3. Es geht auch beides: Lehre nach Matura

„Wir bekommen bei Thöni zunehmend mehr Lehrlinge, die eine AHS-Matura gemacht haben. Und die sind sensationell gut, quer durch die Bank. Vor allem, weil sie schon ein bisschen älter sind, was das Ganze erleichtert“, schwärmt Anton Mederle. Die Lehre nach der Matura ist ein Zukunftsmodell, das viele Vorteile mit sich bringt: höhere Einstiegsgehälter nach Abschluss der Lehre, bessere Aufstiegschancen und die Möglichkeit, später berufsbegleitend ein Studium anzuhängen. „Leider ist diese Ausbildungsform noch die Ausnahme und für junge Menschen vielleicht noch nicht attraktiv genug. Das liegt wohl daran, dass sich die Lehre durch die Matura nur um ein Jahr verkürzt. In den Berufen, die wir ausbilden, dauert sie dann nicht dreieinhalb, sondern zweieinhalb Jahre. Wir denken aber, dass man die Lehrinhalte in noch konzentrierterer Form vermitteln und die Lehrzeit auf zwei Jahre reduzieren sollte. Denn MaturantInnen sind es noch gewohnt, sich mehrere Stunden hinzusetzen und zu lernen oder sich die Theorie selbstständig anzueignen. Dann wäre auch der Anreiz für junge Menschen größer, sich für diesen Weg zu entscheiden.“

4. Jung, weiblich, gesucht

„Unter denen, die in unserem Unternehmen zuerst die Matura und dann eine Lehre gemacht haben, sind interessanterweise vermehrt junge Frauen“, sagt Anton Mederle. „Nach den zweieinhalb Jahren steigen sie dann meist schon in einer unteren Führungsebene ein und haben oft eine steile Karriere vor sich. Die Fälle, dass sie ganz oben im Management angekommen sind, haben wir noch nicht, dafür gibt es das Modell noch nicht lange genug. Aber viele haben schnell ihren Platz gefunden und sind jetzt in der Produktion, Steuerung und Lenkung tätig, also dort, wo sowohl theoretisches Wissen als auch der Umgang mit der IT gefordert sind.“

Thöni Akademie
Mädchen aufgepasst! Im Industriebetrieb Thöni wird aktiv nach weiblichen Lehrlingen gesucht. Foto: Thöni Akademie

Was Anton Mederle bedauert, ist, dass der Frauenanteil bei Thöni zu niedrig ist. „Derzeit bilden wir 60 Lehrlinge aus, davon sind max. 10 % Frauen. Und das ist für unsere Verhältnisse schon hoch. Da hängt uns das veraltete Rollenbild immer noch nach. Dabei bemühen wir uns aktiv um weibliche Lehrlinge, weil sie meistens besonders gut sind und obendrein strukturierter und zielstrebiger als die männlichen. Außerdem bringen sie Ruhe in den Ausbildungsbetrieb. Das Unternehmen profitiert also auf allen Ebenen von einem höheren Frauenanteil.“

5. Fazit: Und was jetzt? Studium oder Lehre?

QUELLDATEN —
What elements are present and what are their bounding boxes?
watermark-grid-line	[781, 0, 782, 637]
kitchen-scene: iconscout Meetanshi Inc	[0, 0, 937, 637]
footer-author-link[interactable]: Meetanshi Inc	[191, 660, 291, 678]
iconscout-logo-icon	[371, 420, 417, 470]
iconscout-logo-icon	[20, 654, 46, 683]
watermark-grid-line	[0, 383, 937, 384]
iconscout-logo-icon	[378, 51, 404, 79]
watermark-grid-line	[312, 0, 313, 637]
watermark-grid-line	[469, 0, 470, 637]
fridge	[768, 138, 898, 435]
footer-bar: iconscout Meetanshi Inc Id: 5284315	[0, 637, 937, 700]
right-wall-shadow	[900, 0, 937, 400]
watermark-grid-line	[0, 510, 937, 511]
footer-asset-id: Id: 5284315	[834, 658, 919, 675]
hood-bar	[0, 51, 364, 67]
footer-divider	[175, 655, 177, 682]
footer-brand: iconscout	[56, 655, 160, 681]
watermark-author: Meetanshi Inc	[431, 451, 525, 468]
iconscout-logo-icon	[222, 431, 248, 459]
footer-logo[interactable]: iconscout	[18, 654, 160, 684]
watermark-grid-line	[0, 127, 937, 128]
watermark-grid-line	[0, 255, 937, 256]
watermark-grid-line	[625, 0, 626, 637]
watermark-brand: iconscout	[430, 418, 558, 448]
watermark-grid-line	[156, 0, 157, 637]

IHRE AUFGABEN —
• a. Nennen Sie alle Vorteile, die der Textauszug für die Lehre nach der Matura aufzählt.
• b. Wie viele Lehrlinge bildet Thöni laut dem Textauszug derzeit aus?

ANTWORTEN JE AUFGABE —
• a.
- höhere Einstiegsgehälter nach Abschluss der Lehre
- bessere Aufstiegschancen
- die Möglichkeit, später berufsbegleitend ein Studium anzuhängen

• b. 60 Lehrlinge